→ **PROBLEM STATEMENT**
Please report every line from the material that contains the word "上单调递减".

→ **RECORDED DATA**
<<<<
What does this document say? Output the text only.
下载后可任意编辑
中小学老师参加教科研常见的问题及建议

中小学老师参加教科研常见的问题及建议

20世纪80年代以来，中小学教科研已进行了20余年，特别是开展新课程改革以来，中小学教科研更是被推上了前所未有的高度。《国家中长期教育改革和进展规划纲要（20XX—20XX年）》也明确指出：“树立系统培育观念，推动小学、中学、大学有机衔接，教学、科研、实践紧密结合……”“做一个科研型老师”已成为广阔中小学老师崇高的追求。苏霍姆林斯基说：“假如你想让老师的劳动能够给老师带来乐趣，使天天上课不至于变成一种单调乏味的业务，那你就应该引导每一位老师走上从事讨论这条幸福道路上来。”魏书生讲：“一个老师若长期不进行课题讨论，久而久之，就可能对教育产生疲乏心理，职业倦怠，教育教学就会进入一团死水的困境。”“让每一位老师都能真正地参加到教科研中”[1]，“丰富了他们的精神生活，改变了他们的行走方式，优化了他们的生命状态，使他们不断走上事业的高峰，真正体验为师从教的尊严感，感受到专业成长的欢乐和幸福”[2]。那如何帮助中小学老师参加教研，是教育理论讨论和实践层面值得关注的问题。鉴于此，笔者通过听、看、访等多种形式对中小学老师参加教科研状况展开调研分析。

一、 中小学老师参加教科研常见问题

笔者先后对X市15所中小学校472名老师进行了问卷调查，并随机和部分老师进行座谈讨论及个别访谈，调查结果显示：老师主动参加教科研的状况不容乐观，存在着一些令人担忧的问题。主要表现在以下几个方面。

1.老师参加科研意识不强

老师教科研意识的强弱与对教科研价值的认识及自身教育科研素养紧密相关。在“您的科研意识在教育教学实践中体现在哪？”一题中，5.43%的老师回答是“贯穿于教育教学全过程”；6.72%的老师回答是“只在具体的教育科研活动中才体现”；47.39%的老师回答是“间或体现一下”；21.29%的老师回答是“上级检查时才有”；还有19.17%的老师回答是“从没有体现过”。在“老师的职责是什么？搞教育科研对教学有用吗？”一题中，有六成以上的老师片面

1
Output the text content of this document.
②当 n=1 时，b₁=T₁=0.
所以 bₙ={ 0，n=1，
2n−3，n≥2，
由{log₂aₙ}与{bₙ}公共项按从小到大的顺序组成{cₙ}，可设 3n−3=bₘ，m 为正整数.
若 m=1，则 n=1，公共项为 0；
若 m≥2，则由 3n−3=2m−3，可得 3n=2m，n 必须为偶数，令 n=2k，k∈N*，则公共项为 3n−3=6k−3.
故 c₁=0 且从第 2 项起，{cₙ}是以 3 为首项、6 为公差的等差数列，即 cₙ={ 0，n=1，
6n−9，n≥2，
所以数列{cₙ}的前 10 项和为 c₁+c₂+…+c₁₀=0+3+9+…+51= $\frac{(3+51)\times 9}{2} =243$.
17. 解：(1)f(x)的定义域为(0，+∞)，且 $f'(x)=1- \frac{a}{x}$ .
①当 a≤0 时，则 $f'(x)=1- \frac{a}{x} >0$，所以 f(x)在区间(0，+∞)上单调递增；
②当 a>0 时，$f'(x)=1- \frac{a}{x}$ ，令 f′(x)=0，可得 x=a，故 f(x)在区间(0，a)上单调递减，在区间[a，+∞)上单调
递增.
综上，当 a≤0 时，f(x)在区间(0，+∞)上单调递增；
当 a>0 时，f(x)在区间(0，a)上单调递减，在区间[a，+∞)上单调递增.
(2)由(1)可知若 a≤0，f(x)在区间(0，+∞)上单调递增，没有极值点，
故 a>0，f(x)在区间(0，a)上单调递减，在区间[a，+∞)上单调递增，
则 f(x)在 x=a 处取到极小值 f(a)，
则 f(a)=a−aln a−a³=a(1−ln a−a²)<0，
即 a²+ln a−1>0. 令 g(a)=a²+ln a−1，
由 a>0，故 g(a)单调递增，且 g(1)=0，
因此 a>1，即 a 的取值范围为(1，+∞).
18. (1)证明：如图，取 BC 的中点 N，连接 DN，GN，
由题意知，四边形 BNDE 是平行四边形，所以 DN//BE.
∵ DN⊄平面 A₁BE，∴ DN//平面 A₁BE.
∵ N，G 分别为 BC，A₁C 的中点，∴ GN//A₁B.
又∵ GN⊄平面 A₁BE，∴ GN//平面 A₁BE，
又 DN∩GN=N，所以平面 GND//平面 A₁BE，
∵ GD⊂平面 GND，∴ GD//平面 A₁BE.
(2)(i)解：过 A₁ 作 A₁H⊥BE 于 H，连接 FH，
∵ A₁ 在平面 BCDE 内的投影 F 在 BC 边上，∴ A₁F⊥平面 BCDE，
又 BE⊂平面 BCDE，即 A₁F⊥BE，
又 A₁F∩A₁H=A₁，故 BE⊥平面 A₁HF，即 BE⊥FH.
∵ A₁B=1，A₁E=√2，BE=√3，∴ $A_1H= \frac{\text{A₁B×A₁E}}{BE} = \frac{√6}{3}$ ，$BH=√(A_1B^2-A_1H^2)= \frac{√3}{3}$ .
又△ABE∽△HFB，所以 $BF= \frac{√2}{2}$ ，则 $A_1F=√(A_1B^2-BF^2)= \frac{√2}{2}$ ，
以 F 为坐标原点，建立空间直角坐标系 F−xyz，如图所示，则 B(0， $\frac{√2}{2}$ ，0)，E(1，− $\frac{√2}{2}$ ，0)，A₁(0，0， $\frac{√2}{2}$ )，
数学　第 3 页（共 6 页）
>>>>
→ **RESPONSE FOR THIS EXERCISE**
②当 a>0 时，$f'(x)=1- \frac{a}{x}$ ，令 f′(x)=0，可得 x=a，故 f(x)在区间(0，a)上单调递减，在区间[a，+∞)上单调
当 a>0 时，f(x)在区间(0，a)上单调递减，在区间[a，+∞)上单调递增.
故 a>0，f(x)在区间(0，a)上单调递减，在区间[a，+∞)上单调递增，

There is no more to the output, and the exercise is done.